TRECHO.
* * * * * * * * *

Adoro cozinhar. Curioso é que, na minha infância
e adolescência, minha mãe jamais imaginaria que um dia eu dissesse isso. Nem
eu.
Mamãe cozinha bem e sempre cuidou de todas as
refeições da casa. Quando crianças, eu e minha irmã estávamos sempre por perto,
observando e ajudando em alguma coisa. Mais velhas um pouco, aprendemos a nos
virar cedo, mas aquele papel continuava a ser desempenhado por mamãe. Ajudá-la
não era muito fácil, porque autoritária e sistemática como é, as coisas ao seu
lado têm de ser do jeito que ela acha que devem acontecer. E pronto.
Minha irmã casou cedo e logo se tornou uma
doceira de mão cheia. Nos almoços em família, as sobremesas preparadas por ela
são sempre esperadas com ansiedade. E dificilmente elas se repetem, pois criar
e experimentar receitas é algo que ela ama!
Por minha vez, eu, já adulta, continuava no meu
“arroz com feijão”, deixando mamãe executar suas tarefas – o que deixava a nós
duas felizes: a ela, que não tinha nenhuma interferência em sua cozinha; a mim,
que permanecia desfrutando da comidinha da mamãe.
Saí de casa aos 26 anos para morar sozinha. Foi
MUITO bom! E, tendo uma cozinha só para mim (é preciso dizer que adoro espaços
que sejam só meus...), comecei a ensaiar na culinária, obviamente usando os
segredos aprendidos com a mamãe, nas observações de suas tarefas. E foi dando
certo!
Depois dos 30 anos, casada, já com dois filhos,
minha experiência se ampliou. Com tanto amor transbordando e os sentidos à flor
da pele, fui descobrindo os temperos, seus cheiros, seus gostos. Passei a fazer
combinações e misturas e a dar ainda mais valor à aparência, ao paladar e ao
aroma dos pratos.

* * * * * * * * *

INFORMAÇÕES FORNECIDAS.

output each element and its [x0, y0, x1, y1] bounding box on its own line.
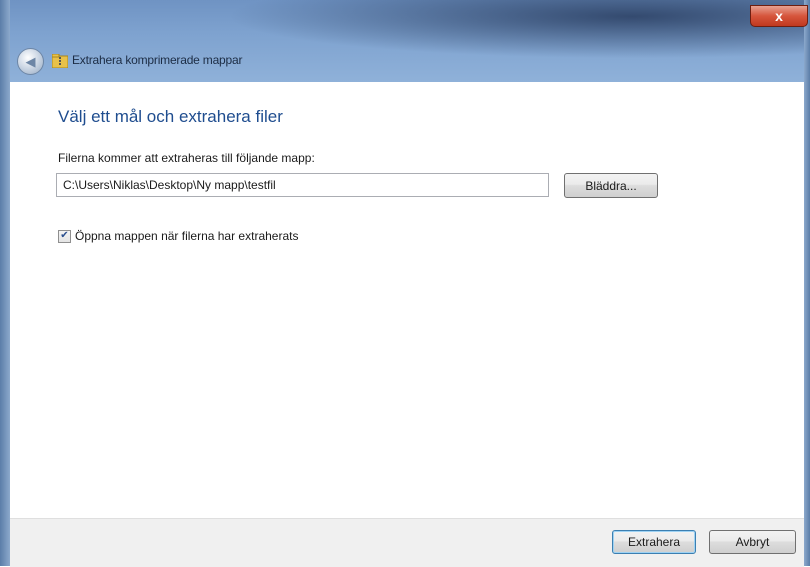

* * * * * * * * *

TAREFA.
Escreva a continuação do trecho sobre o gosto por cozinhar, começando logo após a última frase apresentada. O material não é necessário.

RESULTADO.
Adoro cozinhar! E como é interessante essa
vivência... Pensar em algo para, mais do que alimentar a família, agradá-la.
Procurar por uma receita, exercitando também aqui meu lado “pesquisadora”.
Incentivar minha criatividade, ao fazer modificações próprias. Aguçar os
sentidos, durante o preparo da refeição. Despertar sensações, na hora de servir
à mesa. Que prazer imenso!
Tenho certeza de que tudo isso tem relação com
amor. Comer juntos é o que torna as pessoas companheiras, seja nos
relacionamentos amorosos, seja nos de amizade. E, principalmente, nos
relacionamentos familiares, se não se trata apenas de rotina, mas de ritual
entre os que estão juntos. Companheirismo.
Nas origens ibérico-castelhanas, a palavra companheiro
é composta de con + pañero, que é
alguém muito chegado, que come o pão conosco. Alguém que senta à mesa. E nós
não sentamos à mesa com qualquer um... Há de existir uma mínima cumplicidade e
um pouco de afeto.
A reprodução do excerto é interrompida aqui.